**Stated task:**
Only the number is wanted: count the lines that include the word "Mineral".

====================

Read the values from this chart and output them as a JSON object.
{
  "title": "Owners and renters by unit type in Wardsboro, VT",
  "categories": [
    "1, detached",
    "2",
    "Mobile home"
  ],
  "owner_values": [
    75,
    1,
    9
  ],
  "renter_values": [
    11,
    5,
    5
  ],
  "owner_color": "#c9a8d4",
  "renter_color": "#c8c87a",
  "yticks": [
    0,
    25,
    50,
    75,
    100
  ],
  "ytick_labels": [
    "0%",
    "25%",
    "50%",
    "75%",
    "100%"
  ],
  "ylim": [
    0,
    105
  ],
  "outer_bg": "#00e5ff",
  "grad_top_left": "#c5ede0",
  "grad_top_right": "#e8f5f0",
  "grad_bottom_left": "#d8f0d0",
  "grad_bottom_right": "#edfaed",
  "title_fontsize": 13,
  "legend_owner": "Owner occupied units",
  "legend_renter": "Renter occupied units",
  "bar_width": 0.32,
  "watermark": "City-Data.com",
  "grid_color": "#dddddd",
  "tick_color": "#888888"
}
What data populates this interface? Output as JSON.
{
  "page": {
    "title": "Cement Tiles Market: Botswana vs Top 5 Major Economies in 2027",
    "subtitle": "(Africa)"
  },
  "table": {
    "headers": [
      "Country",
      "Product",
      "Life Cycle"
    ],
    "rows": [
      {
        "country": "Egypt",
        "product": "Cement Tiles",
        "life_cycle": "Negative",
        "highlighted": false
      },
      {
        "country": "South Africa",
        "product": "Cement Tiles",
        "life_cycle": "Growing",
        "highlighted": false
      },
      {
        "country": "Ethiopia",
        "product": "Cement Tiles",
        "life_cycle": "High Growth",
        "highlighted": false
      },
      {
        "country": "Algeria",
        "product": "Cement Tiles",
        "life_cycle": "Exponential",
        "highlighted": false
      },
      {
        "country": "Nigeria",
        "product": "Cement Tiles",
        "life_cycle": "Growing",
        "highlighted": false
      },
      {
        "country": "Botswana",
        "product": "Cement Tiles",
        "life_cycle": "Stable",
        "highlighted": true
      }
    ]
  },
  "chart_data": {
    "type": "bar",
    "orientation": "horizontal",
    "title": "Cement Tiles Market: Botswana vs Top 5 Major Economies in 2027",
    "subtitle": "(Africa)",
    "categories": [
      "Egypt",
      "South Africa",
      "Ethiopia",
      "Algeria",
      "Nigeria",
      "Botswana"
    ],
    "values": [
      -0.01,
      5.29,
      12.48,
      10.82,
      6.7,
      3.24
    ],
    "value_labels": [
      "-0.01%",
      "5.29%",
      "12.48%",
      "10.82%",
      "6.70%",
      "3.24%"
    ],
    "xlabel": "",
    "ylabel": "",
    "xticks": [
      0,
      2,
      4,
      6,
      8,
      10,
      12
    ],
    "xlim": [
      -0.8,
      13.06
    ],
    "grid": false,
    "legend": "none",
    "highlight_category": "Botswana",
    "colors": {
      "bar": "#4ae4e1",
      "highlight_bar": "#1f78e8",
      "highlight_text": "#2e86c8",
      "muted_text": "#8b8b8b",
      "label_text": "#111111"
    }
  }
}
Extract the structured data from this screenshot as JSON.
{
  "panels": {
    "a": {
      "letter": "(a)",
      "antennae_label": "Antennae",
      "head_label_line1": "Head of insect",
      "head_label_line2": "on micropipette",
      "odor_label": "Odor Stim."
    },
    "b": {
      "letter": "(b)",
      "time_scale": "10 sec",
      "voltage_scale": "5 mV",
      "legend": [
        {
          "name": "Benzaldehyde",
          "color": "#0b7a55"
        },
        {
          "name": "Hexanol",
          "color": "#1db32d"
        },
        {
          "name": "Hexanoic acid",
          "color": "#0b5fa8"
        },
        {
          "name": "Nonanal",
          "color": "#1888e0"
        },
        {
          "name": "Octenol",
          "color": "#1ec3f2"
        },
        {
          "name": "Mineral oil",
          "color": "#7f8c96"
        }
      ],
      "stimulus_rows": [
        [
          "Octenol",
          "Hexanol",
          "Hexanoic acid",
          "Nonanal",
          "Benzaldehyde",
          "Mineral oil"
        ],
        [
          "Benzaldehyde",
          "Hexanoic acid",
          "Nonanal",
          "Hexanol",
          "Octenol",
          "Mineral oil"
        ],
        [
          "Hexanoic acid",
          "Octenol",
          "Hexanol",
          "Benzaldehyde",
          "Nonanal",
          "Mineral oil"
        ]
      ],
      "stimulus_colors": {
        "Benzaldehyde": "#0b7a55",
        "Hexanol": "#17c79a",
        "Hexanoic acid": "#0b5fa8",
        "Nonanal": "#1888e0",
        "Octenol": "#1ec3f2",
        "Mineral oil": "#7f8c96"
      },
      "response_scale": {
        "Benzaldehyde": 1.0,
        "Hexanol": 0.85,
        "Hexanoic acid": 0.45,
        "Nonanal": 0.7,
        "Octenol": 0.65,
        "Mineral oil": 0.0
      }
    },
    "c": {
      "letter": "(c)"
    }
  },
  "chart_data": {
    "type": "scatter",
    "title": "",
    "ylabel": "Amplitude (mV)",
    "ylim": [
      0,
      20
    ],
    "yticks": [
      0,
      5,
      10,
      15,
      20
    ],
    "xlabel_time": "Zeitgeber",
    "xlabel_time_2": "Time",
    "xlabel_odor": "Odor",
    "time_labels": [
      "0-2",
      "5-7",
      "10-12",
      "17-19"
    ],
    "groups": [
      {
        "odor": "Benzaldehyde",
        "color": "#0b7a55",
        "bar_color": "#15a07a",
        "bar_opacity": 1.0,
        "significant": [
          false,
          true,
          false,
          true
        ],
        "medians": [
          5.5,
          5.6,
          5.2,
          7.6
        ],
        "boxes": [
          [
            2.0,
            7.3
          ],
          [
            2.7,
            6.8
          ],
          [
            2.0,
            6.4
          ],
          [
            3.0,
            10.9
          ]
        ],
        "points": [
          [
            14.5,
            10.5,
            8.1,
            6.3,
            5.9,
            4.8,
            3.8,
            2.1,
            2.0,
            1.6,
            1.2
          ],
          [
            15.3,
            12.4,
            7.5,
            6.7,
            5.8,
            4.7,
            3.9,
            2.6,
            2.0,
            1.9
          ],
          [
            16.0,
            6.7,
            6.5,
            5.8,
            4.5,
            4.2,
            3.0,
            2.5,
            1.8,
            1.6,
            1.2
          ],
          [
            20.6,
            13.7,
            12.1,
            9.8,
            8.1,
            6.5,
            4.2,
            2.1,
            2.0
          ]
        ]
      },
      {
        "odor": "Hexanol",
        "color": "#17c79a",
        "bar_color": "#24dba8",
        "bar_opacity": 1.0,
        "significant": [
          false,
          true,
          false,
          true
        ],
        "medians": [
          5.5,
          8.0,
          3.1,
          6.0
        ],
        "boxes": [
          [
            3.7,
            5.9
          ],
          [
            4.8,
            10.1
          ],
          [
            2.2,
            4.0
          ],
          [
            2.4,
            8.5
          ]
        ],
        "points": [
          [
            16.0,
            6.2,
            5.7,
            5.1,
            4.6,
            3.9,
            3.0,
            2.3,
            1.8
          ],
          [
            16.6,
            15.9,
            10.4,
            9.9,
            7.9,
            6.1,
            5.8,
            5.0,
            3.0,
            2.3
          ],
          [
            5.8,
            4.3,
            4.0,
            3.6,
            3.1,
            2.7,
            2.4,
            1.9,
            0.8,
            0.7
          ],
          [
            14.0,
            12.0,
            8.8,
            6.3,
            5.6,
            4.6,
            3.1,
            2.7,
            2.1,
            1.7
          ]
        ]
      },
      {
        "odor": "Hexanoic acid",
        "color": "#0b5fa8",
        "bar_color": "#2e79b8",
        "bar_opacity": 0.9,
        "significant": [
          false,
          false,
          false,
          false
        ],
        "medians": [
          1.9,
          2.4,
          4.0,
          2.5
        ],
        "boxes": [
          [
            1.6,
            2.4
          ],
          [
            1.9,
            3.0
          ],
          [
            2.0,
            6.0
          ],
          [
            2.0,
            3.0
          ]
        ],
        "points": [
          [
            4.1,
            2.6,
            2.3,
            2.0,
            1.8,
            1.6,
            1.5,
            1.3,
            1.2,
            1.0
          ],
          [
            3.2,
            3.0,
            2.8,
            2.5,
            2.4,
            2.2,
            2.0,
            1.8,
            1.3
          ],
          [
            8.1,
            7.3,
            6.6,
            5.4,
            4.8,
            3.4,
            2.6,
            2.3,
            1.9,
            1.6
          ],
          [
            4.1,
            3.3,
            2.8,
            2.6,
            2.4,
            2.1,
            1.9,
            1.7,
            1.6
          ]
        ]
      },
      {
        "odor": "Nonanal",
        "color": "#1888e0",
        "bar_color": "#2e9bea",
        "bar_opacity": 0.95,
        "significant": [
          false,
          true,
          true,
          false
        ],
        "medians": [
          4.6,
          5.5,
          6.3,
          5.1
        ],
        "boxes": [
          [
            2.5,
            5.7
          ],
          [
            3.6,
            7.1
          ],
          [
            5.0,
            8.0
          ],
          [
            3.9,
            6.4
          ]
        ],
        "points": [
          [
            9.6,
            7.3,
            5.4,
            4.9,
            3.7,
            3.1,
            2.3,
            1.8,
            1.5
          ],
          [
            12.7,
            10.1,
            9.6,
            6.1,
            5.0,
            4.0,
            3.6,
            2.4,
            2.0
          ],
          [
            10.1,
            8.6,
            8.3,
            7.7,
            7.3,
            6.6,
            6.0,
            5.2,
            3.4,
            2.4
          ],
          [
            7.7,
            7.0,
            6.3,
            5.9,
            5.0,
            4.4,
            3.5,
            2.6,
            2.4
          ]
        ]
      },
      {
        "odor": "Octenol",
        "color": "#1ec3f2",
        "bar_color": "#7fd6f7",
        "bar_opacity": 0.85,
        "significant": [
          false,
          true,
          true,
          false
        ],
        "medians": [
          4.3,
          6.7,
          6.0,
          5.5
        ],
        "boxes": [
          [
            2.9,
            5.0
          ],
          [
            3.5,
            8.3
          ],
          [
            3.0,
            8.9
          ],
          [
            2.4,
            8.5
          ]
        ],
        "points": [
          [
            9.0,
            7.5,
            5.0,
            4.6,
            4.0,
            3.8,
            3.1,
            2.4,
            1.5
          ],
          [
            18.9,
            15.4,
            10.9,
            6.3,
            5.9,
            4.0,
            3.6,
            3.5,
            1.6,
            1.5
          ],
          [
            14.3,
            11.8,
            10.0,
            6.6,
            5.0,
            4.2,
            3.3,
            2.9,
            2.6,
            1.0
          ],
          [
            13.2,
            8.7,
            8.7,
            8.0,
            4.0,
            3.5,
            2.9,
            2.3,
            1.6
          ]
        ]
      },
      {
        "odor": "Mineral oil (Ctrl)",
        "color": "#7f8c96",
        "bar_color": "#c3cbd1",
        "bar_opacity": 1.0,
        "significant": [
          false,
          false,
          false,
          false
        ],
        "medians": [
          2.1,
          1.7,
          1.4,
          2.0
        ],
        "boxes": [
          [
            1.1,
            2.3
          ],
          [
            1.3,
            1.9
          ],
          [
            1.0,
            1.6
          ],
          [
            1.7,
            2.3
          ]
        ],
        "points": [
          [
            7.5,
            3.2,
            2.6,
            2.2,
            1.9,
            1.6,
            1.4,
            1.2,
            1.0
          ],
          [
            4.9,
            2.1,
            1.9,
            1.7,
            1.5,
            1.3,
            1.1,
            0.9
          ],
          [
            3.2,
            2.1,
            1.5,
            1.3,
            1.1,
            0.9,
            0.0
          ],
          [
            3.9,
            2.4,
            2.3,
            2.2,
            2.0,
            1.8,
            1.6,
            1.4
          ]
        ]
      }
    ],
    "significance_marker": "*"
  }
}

====================

**Result below:**
7